From the entries provided below, copy each line that contains the word "为偶数时".
----
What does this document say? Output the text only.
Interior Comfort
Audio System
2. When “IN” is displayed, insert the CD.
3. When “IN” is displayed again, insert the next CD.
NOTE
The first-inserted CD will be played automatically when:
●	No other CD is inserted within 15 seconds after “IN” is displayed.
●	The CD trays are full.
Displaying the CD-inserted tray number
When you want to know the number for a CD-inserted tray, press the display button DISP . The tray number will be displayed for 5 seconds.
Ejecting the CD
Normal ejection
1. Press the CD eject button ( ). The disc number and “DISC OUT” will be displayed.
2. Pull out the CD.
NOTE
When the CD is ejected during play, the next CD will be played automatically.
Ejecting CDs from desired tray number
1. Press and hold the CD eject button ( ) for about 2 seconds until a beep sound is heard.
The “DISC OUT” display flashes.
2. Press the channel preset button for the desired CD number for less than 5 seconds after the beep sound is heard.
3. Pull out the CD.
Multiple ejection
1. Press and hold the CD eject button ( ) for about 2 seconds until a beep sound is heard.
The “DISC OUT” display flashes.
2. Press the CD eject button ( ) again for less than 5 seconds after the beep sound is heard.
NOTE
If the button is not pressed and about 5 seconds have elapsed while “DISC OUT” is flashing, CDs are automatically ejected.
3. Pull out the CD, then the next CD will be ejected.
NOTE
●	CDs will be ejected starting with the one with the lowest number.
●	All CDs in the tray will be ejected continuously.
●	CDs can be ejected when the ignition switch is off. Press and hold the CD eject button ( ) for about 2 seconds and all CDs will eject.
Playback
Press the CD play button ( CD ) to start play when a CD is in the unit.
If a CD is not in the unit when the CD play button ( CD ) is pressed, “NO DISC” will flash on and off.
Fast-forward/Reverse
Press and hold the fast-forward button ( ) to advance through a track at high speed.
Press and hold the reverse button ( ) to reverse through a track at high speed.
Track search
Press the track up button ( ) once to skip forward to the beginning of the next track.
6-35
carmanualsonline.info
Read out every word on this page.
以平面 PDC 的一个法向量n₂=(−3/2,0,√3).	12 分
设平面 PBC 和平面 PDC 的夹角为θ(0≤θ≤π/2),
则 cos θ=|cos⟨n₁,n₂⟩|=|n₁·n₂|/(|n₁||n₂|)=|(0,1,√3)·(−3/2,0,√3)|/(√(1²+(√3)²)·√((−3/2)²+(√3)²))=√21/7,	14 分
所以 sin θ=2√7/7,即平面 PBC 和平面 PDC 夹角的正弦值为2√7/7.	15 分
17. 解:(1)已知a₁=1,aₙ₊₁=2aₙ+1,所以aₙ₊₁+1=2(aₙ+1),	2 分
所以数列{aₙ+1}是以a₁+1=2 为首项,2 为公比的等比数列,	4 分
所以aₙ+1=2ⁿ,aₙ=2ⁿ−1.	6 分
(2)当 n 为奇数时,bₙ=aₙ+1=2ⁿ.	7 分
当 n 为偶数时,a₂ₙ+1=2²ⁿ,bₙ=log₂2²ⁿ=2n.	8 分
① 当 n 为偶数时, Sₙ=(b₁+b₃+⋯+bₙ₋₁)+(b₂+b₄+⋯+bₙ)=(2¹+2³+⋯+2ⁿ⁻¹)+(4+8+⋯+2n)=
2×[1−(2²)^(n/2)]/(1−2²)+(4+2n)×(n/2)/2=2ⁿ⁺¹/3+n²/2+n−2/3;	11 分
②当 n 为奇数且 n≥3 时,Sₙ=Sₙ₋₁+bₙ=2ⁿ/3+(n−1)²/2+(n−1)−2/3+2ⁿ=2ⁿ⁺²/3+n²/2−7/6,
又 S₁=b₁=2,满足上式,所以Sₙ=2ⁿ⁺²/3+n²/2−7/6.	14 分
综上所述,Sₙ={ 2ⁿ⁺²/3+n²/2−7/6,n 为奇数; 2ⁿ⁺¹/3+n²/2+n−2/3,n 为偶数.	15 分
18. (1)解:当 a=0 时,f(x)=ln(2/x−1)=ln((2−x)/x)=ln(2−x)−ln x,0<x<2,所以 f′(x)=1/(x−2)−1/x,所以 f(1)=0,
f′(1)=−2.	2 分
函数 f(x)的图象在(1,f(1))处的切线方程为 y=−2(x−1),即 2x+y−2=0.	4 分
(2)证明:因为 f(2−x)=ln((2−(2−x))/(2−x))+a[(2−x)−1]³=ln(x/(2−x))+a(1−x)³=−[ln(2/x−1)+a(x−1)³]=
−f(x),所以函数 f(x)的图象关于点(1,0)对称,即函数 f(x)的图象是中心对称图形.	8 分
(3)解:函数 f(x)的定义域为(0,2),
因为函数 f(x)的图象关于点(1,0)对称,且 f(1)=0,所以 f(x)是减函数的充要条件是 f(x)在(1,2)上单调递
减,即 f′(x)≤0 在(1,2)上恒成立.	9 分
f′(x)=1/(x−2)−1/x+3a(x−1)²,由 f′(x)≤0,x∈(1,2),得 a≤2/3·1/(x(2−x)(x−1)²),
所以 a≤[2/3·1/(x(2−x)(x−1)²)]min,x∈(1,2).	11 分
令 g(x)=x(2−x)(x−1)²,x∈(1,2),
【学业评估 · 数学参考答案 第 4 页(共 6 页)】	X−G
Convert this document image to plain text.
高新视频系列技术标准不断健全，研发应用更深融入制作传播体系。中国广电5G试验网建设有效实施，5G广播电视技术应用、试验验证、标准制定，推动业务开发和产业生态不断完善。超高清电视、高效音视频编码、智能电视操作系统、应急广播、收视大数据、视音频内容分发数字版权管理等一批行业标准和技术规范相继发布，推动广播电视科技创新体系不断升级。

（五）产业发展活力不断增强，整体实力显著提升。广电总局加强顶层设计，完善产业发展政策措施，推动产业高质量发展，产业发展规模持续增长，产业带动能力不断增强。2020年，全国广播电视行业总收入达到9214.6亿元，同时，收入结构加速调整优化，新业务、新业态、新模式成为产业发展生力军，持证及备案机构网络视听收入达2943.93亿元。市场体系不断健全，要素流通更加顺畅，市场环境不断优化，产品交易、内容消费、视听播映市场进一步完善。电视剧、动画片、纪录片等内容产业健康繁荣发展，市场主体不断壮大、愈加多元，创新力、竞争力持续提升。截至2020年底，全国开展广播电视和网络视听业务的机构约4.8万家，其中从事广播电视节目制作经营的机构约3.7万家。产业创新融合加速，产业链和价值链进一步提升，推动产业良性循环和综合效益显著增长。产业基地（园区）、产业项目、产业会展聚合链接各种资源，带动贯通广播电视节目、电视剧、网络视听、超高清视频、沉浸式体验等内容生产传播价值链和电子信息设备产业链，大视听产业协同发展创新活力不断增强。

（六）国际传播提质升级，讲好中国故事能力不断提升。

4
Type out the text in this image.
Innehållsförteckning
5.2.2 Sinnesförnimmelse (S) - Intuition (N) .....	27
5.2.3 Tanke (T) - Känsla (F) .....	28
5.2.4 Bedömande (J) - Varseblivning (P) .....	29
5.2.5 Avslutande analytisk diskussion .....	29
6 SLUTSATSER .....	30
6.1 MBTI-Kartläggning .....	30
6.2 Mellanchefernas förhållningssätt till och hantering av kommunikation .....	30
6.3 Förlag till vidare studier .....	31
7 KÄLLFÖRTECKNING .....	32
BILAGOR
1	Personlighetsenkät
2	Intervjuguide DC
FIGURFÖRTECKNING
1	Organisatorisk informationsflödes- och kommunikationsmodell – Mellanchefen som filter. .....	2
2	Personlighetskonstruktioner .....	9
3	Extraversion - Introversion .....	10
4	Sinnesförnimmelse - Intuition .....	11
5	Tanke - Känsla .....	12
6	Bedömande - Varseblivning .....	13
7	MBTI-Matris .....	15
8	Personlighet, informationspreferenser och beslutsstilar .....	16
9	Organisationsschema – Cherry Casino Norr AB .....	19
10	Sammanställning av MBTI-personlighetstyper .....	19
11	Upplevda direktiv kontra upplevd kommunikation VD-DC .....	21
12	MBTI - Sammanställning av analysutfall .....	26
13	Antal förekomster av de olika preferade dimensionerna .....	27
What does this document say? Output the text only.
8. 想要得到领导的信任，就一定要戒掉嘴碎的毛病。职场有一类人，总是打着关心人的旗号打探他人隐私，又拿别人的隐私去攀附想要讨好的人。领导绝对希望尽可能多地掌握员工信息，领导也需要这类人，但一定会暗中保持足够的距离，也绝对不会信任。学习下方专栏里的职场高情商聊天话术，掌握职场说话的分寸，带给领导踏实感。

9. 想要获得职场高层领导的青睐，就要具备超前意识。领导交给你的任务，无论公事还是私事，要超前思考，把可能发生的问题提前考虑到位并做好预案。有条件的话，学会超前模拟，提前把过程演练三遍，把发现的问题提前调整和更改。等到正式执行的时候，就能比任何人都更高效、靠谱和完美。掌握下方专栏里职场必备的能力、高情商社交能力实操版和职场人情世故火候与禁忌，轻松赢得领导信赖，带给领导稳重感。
----
• TASK ANSWER:
当 n 为偶数时,a₂ₙ+1=2²ⁿ,bₙ=log₂2²ⁿ=2n.	8 分
① 当 n 为偶数时, Sₙ=(b₁+b₃+⋯+bₙ₋₁)+(b₂+b₄+⋯+bₙ)=(2¹+2³+⋯+2ⁿ⁻¹)+(4+8+⋯+2n)=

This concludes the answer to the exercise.